[Saved entries]
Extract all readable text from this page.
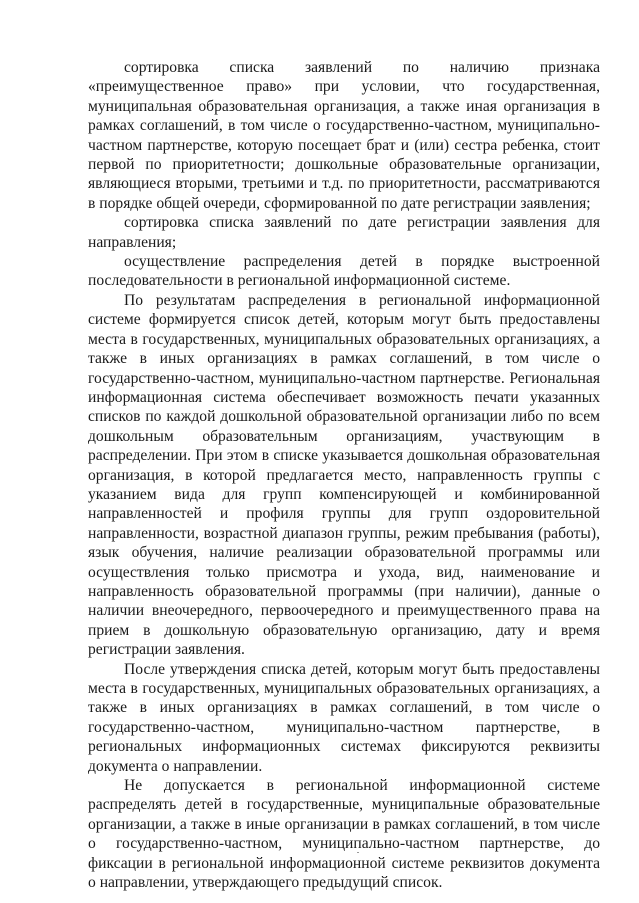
сортировка списка заявлений по наличию признака «преимущественное право» при условии, что государственная, муниципальная образовательная организация, а также иная организация в рамках соглашений, в том числе о государственно-частном, муниципально-частном партнерстве, которую посещает брат и (или) сестра ребенка, стоит первой по приоритетности; дошкольные образовательные организации, являющиеся вторыми, третьими и т.д. по приоритетности, рассматриваются в порядке общей очереди, сформированной по дате регистрации заявления;

сортировка списка заявлений по дате регистрации заявления для направления;

осуществление распределения детей в порядке выстроенной последовательности в региональной информационной системе.

По результатам распределения в региональной информационной системе формируется список детей, которым могут быть предоставлены места в государственных, муниципальных образовательных организациях, а также в иных организациях в рамках соглашений, в том числе о государственно-частном, муниципально-частном партнерстве. Региональная информационная система обеспечивает возможность печати указанных списков по каждой дошкольной образовательной организации либо по всем дошкольным образовательным организациям, участвующим в распределении. При этом в списке указывается дошкольная образовательная организация, в которой предлагается место, направленность группы с указанием вида для групп компенсирующей и комбинированной направленностей и профиля группы для групп оздоровительной направленности, возрастной диапазон группы, режим пребывания (работы), язык обучения, наличие реализации образовательной программы или осуществления только присмотра и ухода, вид, наименование и направленность образовательной программы (при наличии), данные о наличии внеочередного, первоочередного и преимущественного права на прием в дошкольную образовательную организацию, дату и время регистрации заявления.

После утверждения списка детей, которым могут быть предоставлены места в государственных, муниципальных образовательных организациях, а также в иных организациях в рамках соглашений, в том числе о государственно-частном, муниципально-частном партнерстве, в региональных информационных системах фиксируются реквизиты документа о направлении.

Не допускается в региональной информационной системе распределять детей в государственные, муниципальные образовательные организации, а также в иные организации в рамках соглашений, в том числе о государственно-частном, муниципально-частном партнерстве, до фиксации в региональной информационной системе реквизитов документа о направлении, утверждающего предыдущий список.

- _GOAL_:
Filter the entries down to the lines containing "документа". Copy each of those lines.

- _EXPECTED ANSWER_:
После утверждения списка детей, которым могут быть предоставлены места в государственных, муниципальных образовательных организациях, а также в иных организациях в рамках соглашений, в том числе о государственно-частном, муниципально-частном партнерстве, в региональных информационных системах фиксируются реквизиты документа о направлении.
Не допускается в региональной информационной системе распределять детей в государственные, муниципальные образовательные организации, а также в иные организации в рамках соглашений, в том числе о государственно-частном, муниципально-частном партнерстве, до фиксации в региональной информационной системе реквизитов документа о направлении, утверждающего предыдущий список.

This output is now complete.